DIRECTIONS FOR THIS TASK = Output the records. Match them exactly.
-- begin --
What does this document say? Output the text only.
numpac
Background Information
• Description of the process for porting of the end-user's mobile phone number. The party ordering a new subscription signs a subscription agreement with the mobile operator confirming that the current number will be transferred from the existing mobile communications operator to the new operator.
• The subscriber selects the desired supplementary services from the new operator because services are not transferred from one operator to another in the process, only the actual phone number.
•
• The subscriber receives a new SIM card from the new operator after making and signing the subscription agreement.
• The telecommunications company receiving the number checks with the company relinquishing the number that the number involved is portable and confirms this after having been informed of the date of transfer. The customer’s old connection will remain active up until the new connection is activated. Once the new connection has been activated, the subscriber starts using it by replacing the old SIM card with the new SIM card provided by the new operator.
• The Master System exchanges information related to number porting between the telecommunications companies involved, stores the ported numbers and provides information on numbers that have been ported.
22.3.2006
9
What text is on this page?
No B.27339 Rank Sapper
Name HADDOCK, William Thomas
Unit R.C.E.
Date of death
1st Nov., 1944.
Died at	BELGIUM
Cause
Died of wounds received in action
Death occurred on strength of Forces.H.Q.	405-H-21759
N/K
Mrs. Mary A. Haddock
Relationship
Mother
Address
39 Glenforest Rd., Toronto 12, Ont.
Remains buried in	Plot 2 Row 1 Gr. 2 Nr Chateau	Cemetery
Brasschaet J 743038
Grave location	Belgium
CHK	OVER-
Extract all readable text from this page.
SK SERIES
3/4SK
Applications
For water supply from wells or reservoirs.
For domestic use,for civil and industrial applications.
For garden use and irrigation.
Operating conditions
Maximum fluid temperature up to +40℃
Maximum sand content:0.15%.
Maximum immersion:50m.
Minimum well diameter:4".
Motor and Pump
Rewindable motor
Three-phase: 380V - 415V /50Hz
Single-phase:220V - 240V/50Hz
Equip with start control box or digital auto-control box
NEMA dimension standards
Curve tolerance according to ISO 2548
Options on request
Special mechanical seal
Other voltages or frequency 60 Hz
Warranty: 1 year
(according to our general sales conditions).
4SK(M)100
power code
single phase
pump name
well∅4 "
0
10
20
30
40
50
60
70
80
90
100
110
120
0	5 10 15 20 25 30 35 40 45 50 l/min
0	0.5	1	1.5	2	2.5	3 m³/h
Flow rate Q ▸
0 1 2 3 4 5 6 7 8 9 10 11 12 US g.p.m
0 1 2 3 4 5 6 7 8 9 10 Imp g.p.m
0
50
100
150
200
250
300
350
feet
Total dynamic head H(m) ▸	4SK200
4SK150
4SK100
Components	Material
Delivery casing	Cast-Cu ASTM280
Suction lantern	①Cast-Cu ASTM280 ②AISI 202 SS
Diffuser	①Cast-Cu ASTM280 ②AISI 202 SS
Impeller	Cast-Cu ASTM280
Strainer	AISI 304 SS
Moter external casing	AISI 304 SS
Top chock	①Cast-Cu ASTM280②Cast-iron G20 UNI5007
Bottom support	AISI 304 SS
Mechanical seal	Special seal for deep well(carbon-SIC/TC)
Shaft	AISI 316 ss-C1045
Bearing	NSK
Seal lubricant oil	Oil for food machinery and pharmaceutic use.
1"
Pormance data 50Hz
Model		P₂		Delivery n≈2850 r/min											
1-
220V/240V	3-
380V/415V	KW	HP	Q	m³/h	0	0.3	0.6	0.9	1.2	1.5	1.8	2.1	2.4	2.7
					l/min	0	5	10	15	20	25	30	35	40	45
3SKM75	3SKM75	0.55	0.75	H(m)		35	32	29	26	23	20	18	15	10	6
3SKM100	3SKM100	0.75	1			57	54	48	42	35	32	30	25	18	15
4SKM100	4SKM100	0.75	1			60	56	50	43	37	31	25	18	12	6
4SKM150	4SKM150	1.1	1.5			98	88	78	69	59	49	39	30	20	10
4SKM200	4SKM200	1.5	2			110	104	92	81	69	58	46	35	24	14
-- end --
FINAL ANSWER =
What does this document say? Output the text only.
numpac
Background Information
• Description of the process for porting of the end-user's mobile phone number. The party ordering a new subscription signs a subscription agreement with the mobile operator confirming that the current number will be transferred from the existing mobile communications operator to the new operator.
• The subscriber selects the desired supplementary services from the new operator because services are not transferred from one operator to another in the process, only the actual phone number.
•
• The subscriber receives a new SIM card from the new operator after making and signing the subscription agreement.
• The telecommunications company receiving the number checks with the company relinquishing the number that the number involved is portable and confirms this after having been informed of the date of transfer. The customer’s old connection will remain active up until the new connection is activated. Once the new connection has been activated, the subscriber starts using it by replacing the old SIM card with the new SIM card provided by the new operator.
• The Master System exchanges information related to number porting between the telecommunications companies involved, stores the ported numbers and provides information on numbers that have been ported.
22.3.2006
9
What text is on this page?
No B.27339 Rank Sapper
Name HADDOCK, William Thomas
Unit R.C.E.
Date of death
1st Nov., 1944.
Died at	BELGIUM
Cause
Died of wounds received in action
Death occurred on strength of Forces.H.Q.	405-H-21759
N/K
Mrs. Mary A. Haddock
Relationship
Mother
Address
39 Glenforest Rd., Toronto 12, Ont.
Remains buried in	Plot 2 Row 1 Gr. 2 Nr Chateau	Cemetery
Brasschaet J 743038
Grave location	Belgium
CHK	OVER-
Extract all readable text from this page.
SK SERIES
3/4SK
Applications
For water supply from wells or reservoirs.
For domestic use,for civil and industrial applications.
For garden use and irrigation.
Operating conditions
Maximum fluid temperature up to +40℃
Maximum sand content:0.15%.
Maximum immersion:50m.
Minimum well diameter:4".
Motor and Pump
Rewindable motor
Three-phase: 380V - 415V /50Hz
Single-phase:220V - 240V/50Hz
Equip with start control box or digital auto-control box
NEMA dimension standards
Curve tolerance according to ISO 2548
Options on request
Special mechanical seal
Other voltages or frequency 60 Hz
Warranty: 1 year
(according to our general sales conditions).
4SK(M)100
power code
single phase
pump name
well∅4 "
0
10
20
30
40
50
60
70
80
90
100
110
120
0	5 10 15 20 25 30 35 40 45 50 l/min
0	0.5	1	1.5	2	2.5	3 m³/h
Flow rate Q ▸
0 1 2 3 4 5 6 7 8 9 10 11 12 US g.p.m
0 1 2 3 4 5 6 7 8 9 10 Imp g.p.m
0
50
100
150
200
250
300
350
feet
Total dynamic head H(m) ▸	4SK200
4SK150
4SK100
Components	Material
Delivery casing	Cast-Cu ASTM280
Suction lantern	①Cast-Cu ASTM280 ②AISI 202 SS
Diffuser	①Cast-Cu ASTM280 ②AISI 202 SS
Impeller	Cast-Cu ASTM280
Strainer	AISI 304 SS
Moter external casing	AISI 304 SS
Top chock	①Cast-Cu ASTM280②Cast-iron G20 UNI5007
Bottom support	AISI 304 SS
Mechanical seal	Special seal for deep well(carbon-SIC/TC)
Shaft	AISI 316 ss-C1045
Bearing	NSK
Seal lubricant oil	Oil for food machinery and pharmaceutic use.
1"
Pormance data 50Hz
Model		P₂		Delivery n≈2850 r/min											
1-
220V/240V	3-
380V/415V	KW	HP	Q	m³/h	0	0.3	0.6	0.9	1.2	1.5	1.8	2.1	2.4	2.7
					l/min	0	5	10	15	20	25	30	35	40	45
3SKM75	3SKM75	0.55	0.75	H(m)		35	32	29	26	23	20	18	15	10	6
3SKM100	3SKM100	0.75	1			57	54	48	42	35	32	30	25	18	15
4SKM100	4SKM100	0.75	1			60	56	50	43	37	31	25	18	12	6
4SKM150	4SKM150	1.1	1.5			98	88	78	69	59	49	39	30	20	10
4SKM200	4SKM200	1.5	2			110	104	92	81	69	58	46	35	24	14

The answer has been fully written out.